Article 18
(art. L. 1331-7, L. 1331-7-1 [nouveau],
L. 1331-8 et L. 1331-11 du code de la santé
publique)
Simplification du régime applicable au
déversement à l'égout d'eaux usées assimilables
à des rejets domestiques provenant d'activités
économiques
Commentaire : cet article simplifie le régime applicable au déversement à l'égout d'eaux usées provenant d'activités économiques, mais dont les caractéristiques sont celles d'effluents domestiques.
I. Le droit en vigueur
En vertu de l'article L. 1331-1 du code de la santé publique, les eaux usées domestiques sont obligatoirement raccordées à l'égout lorsqu'un réseau de collecte existe . L'article L. 1331-1 dispose ainsi que « le raccordement des immeubles aux réseaux publics de collecte disposés pour recevoir les eaux usées domestiques et établis sous la voie publique à laquelle ces immeubles ont accès soit directement, soit par l'intermédiaire de voies privées ou de servitudes de passage, est obligatoire dans le délai de deux ans à compter de la mise en service du réseau public de collecte ».
S'agissant des effluents non domestiques, une autorisation de rejet à l'égout, de ces eaux usées, est nécessaire en vertu de l'article L. 1331-10 du même code. Cet article dispose en effet que « tout déversement d'eaux usées autres que domestiques dans le réseau public de collecte doit être préalablement autorisé par le maire ou le président de l'établissement public compétent en matière de collecte à l'endroit du déversement ». La loi n° 2006-1772 du 30 décembre 2006 sur l'eau et les milieux aquatiques (LEMA) a d'ailleurs porté à 10 000 euros le montant de l'amende applicable en l'absence d'autorisation.
C'est donc bien l'affectation professionnelle ou domestique des immeubles, qui apparaît comme le critère 112 ( * ) de détermination de la nature des eaux rejetées. Ainsi les activités qui se caractérisent par le rejet d'eaux usées provenant des besoins d'alimentation et d'hygiène de bureaux, de centres commerciaux, de restaurants ou d'hôtels, ne constituent pas des eaux usées domestiques puisqu'elles ne proviennent pas d'immeubles à usage principal d'habitation.
En application de l'article L. 1331-10 du code précité, l'autorisation de rejet à l'égout peut être subordonnée à la participation de l'auteur du déversement aux dépenses d'investissement entraînées par la réception de ces eaux. Il en est de même, en vertu de l'article L. 1331-7 du même code, pour le raccordement des immeubles d'habitation édifiés postérieurement à la mise en service du réseau de collecte.

• _Données recueillies_:
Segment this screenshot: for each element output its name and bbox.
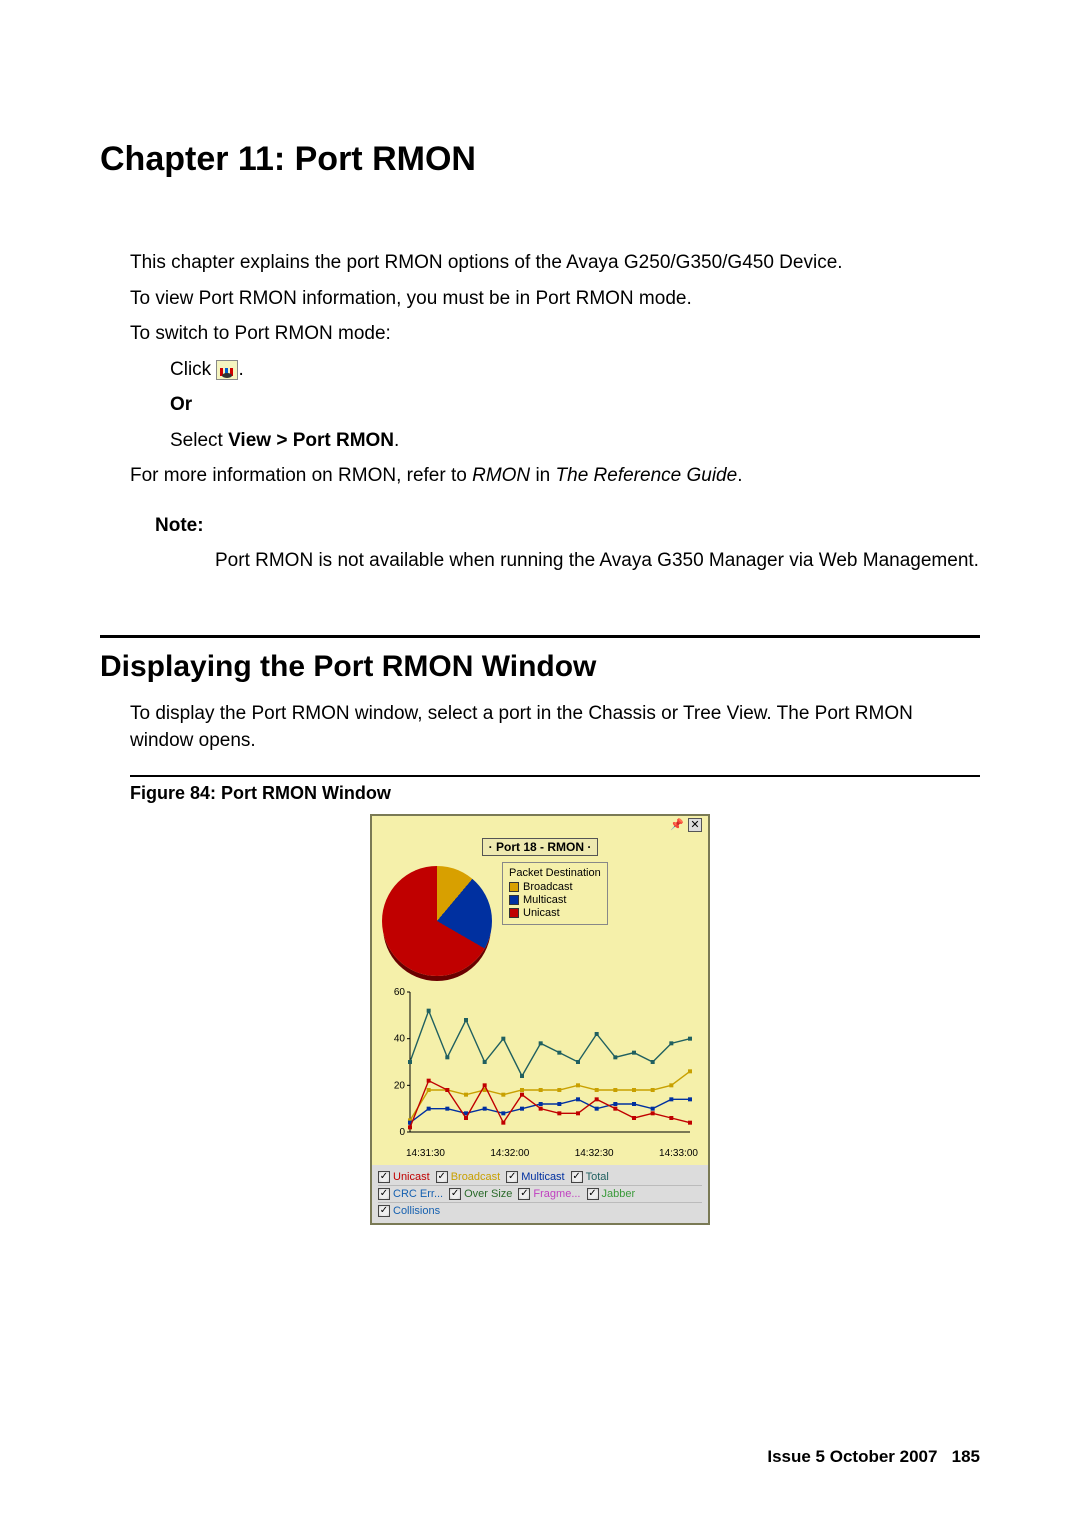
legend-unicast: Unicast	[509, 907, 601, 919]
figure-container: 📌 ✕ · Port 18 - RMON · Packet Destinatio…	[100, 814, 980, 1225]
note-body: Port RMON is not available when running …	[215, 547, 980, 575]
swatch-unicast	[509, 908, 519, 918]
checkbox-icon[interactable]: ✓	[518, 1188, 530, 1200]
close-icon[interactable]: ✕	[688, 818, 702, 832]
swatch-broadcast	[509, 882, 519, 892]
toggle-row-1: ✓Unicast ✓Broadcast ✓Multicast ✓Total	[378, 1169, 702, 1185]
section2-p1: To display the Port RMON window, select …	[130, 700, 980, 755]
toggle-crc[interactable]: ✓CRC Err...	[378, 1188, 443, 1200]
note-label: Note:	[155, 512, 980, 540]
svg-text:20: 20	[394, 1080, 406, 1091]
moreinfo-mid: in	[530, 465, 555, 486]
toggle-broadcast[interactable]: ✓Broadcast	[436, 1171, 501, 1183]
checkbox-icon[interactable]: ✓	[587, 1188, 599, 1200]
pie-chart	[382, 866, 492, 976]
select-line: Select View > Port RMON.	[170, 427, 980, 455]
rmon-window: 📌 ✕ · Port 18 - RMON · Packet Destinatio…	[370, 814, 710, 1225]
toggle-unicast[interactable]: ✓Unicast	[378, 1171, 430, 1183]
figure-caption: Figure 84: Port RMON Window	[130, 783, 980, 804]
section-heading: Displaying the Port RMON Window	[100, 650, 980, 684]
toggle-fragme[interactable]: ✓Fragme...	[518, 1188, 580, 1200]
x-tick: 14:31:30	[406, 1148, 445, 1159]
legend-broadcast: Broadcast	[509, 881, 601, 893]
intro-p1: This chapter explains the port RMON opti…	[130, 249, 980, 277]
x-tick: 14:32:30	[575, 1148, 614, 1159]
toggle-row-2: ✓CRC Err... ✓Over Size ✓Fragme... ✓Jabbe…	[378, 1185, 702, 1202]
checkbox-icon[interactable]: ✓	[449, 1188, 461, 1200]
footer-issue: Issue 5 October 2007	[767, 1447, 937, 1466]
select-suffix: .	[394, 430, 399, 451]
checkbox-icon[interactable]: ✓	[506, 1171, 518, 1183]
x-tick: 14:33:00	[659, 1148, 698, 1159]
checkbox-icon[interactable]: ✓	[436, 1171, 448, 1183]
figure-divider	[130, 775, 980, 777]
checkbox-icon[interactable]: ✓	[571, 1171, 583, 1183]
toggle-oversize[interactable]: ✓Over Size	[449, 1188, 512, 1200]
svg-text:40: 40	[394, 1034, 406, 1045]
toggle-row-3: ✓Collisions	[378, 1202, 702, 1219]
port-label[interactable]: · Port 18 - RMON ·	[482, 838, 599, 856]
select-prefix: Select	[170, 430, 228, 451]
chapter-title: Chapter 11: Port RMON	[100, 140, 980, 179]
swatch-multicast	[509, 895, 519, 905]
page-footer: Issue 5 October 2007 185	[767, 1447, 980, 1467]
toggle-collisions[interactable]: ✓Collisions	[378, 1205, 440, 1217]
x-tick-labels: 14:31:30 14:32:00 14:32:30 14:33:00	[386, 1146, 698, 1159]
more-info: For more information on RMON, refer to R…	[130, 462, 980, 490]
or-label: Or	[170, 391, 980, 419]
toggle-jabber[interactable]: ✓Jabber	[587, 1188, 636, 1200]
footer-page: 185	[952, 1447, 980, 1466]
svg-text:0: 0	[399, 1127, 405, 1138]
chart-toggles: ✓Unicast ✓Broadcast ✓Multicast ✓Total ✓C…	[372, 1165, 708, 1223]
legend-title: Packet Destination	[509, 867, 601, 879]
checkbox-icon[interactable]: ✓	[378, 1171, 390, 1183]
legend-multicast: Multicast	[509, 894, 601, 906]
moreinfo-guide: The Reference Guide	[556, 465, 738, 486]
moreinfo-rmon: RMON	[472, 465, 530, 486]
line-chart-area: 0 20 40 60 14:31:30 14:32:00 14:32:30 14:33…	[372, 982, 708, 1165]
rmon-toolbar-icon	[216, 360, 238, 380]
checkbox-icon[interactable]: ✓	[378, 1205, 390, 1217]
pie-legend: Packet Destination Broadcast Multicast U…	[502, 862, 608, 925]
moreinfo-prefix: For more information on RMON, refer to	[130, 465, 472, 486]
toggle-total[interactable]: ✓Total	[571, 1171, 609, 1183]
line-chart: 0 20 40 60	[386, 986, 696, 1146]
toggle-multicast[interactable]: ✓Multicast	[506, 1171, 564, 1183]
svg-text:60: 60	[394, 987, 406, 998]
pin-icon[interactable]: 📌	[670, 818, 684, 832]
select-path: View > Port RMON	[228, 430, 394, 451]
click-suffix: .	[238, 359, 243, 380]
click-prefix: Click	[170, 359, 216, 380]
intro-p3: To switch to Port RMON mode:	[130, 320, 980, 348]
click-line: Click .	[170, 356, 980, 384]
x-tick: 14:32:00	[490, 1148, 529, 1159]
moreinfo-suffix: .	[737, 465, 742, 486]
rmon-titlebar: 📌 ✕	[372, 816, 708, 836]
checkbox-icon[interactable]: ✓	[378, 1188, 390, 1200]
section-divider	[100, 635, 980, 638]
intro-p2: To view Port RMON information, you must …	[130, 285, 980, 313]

• _Liste des tâches_:
(a) Recopiez les lignes de données depuis celle qui contient « 907, 601, 919] » jusqu'à celle qui contient « 1188, 530, 1200] », toutes deux incluses.
(b) Poursuivez le commentaire sur le déversement des eaux usées à l'égout à partir de sa dernière phrase.
Le commentaire sur le déversement des eaux usées à l'égout et les lignes de données sont deux documents indépendants.

• _Réponses par tâche_:
(a)
legend-unicast: Unicast	[509, 907, 601, 919]
figure-container: 📌 ✕ · Port 18 - RMON · Packet Destinatio…	[100, 814, 980, 1225]
note-body: Port RMON is not available when running …	[215, 547, 980, 575]
swatch-unicast	[509, 908, 519, 918]
checkbox-icon[interactable]: ✓	[518, 1188, 530, 1200]

(b)
II. Le dispositif de la proposition de loi
Cet article propose :
- de compléter l'article L. 1331-10 du code de la santé publique pour préciser que l'autorisation de déversement d'eaux usées n'est pas nécessaire pour les établissements dont les utilisations de l'eau sont assimilables aux utilisations à des fins domestiques ;
- de renvoyer à un décret en Conseil d'État la définition des utilisations de l'eau assimilables à des utilisations à des fins domestiques ;
- de compléter l'article L. 1331-7 du même code afin de préciser que les propriétaires des immeubles ou des établissements édifiés postérieurement à la mise en service du réseau public de collecte auquel ces immeubles doivent être raccordés, et dont les rejets d'eaux usées sont issues d'utilisations de l'eau assimilables à des utilisations domestiques, peuvent être astreints par la commune à verser une participation tenant compte de l'économie qu'ils réalisent en évitant une installation d'évacuation individuelle.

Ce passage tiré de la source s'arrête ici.